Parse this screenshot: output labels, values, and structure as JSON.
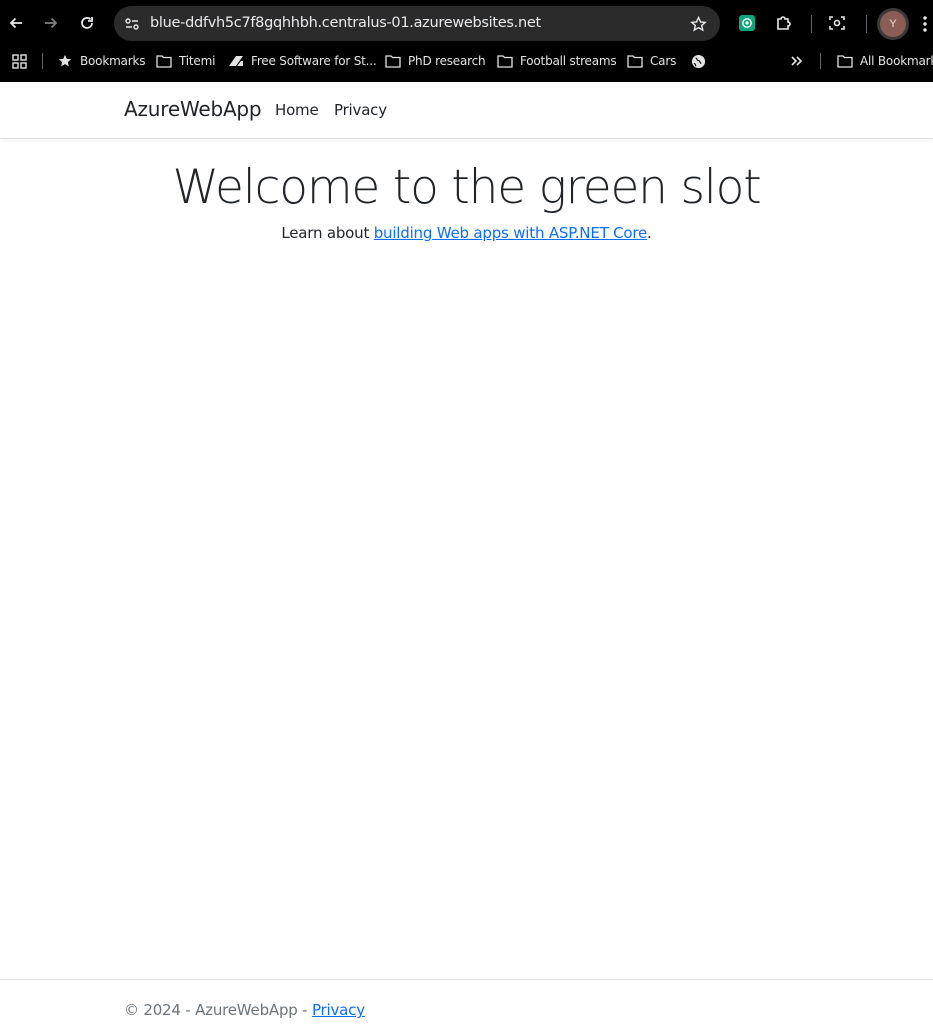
{
  "browser": {
    "url": "blue-ddfvh5c7f8gqhhbh.centralus-01.azurewebsites.net",
    "avatar_initial": "Y",
    "bookmarks": [
      {
        "label": "Bookmarks",
        "icon": "star-icon"
      },
      {
        "label": "Titemi",
        "icon": "folder-icon"
      },
      {
        "label": "Free Software for St...",
        "icon": "site-icon"
      },
      {
        "label": "PhD research",
        "icon": "folder-icon"
      },
      {
        "label": "Football streams",
        "icon": "folder-icon"
      },
      {
        "label": "Cars",
        "icon": "folder-icon"
      }
    ],
    "all_bookmarks": "All Bookmarks"
  },
  "site": {
    "brand": "AzureWebApp",
    "nav": [
      {
        "label": "Home"
      },
      {
        "label": "Privacy"
      }
    ],
    "heading": "Welcome to the green slot",
    "lead_prefix": "Learn about ",
    "lead_link": "building Web apps with ASP.NET Core",
    "lead_suffix": ".",
    "footer_text": "© 2024 - AzureWebApp - ",
    "footer_link": "Privacy"
  },
  "colors": {
    "link": "#0d6efd",
    "text": "#212529",
    "muted": "#6c757d",
    "chrome_bg": "#000000"
  }
}
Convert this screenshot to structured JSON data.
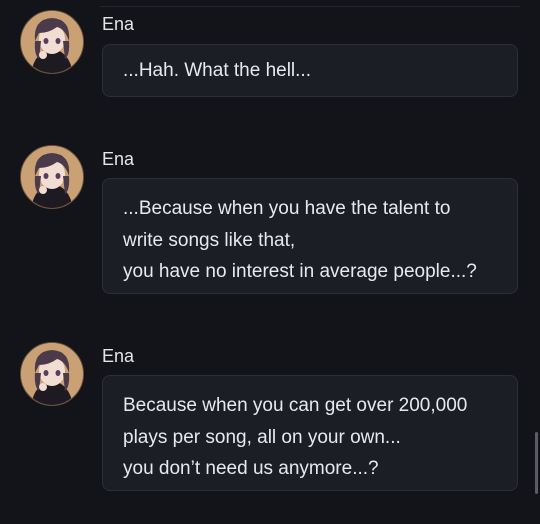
{
  "messages": [
    {
      "author": "Ena",
      "avatar_icon": "ena-portrait-avatar",
      "lines": [
        "...Hah. What the hell..."
      ]
    },
    {
      "author": "Ena",
      "avatar_icon": "ena-portrait-avatar",
      "lines": [
        "...Because when you have the talent to",
        "write songs like that,",
        "you have no interest in average people...?"
      ]
    },
    {
      "author": "Ena",
      "avatar_icon": "ena-portrait-avatar",
      "lines": [
        "Because when you can get over 200,000",
        "plays per song, all on your own...",
        "you don’t need us anymore...?"
      ]
    }
  ],
  "colors": {
    "background": "#131419",
    "bubble": "#1c1e26",
    "bubble_border": "#2c2f39",
    "text": "#e8e9ee"
  }
}
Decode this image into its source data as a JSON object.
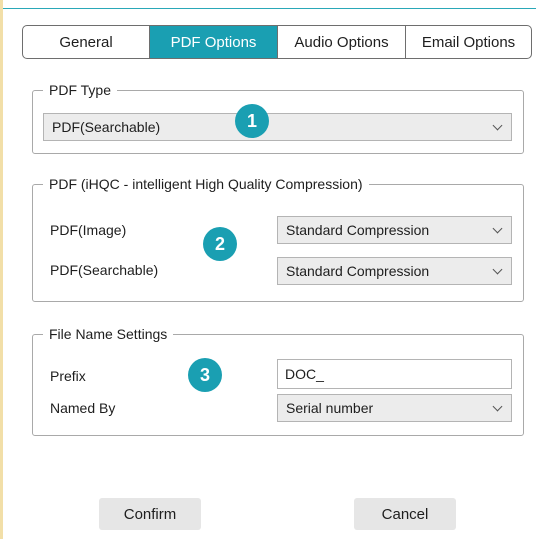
{
  "tabs": [
    {
      "label": "General"
    },
    {
      "label": "PDF Options"
    },
    {
      "label": "Audio Options"
    },
    {
      "label": "Email Options"
    }
  ],
  "active_tab": "PDF Options",
  "pdf_type": {
    "legend": "PDF Type",
    "selected": "PDF(Searchable)"
  },
  "ihqc": {
    "legend": "PDF (iHQC - intelligent High Quality Compression)",
    "image_label": "PDF(Image)",
    "image_value": "Standard Compression",
    "searchable_label": "PDF(Searchable)",
    "searchable_value": "Standard Compression"
  },
  "file_name": {
    "legend": "File Name Settings",
    "prefix_label": "Prefix",
    "prefix_value": "DOC_",
    "named_by_label": "Named By",
    "named_by_value": "Serial number"
  },
  "badges": [
    "1",
    "2",
    "3"
  ],
  "buttons": {
    "confirm": "Confirm",
    "cancel": "Cancel"
  },
  "colors": {
    "accent": "#1a9fb2"
  }
}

> Directions for this task: Search the listing above for the string "Standard". Copy every line that contains it.

> The output:
    "image_value": "Standard Compression",
    "searchable_value": "Standard Compression"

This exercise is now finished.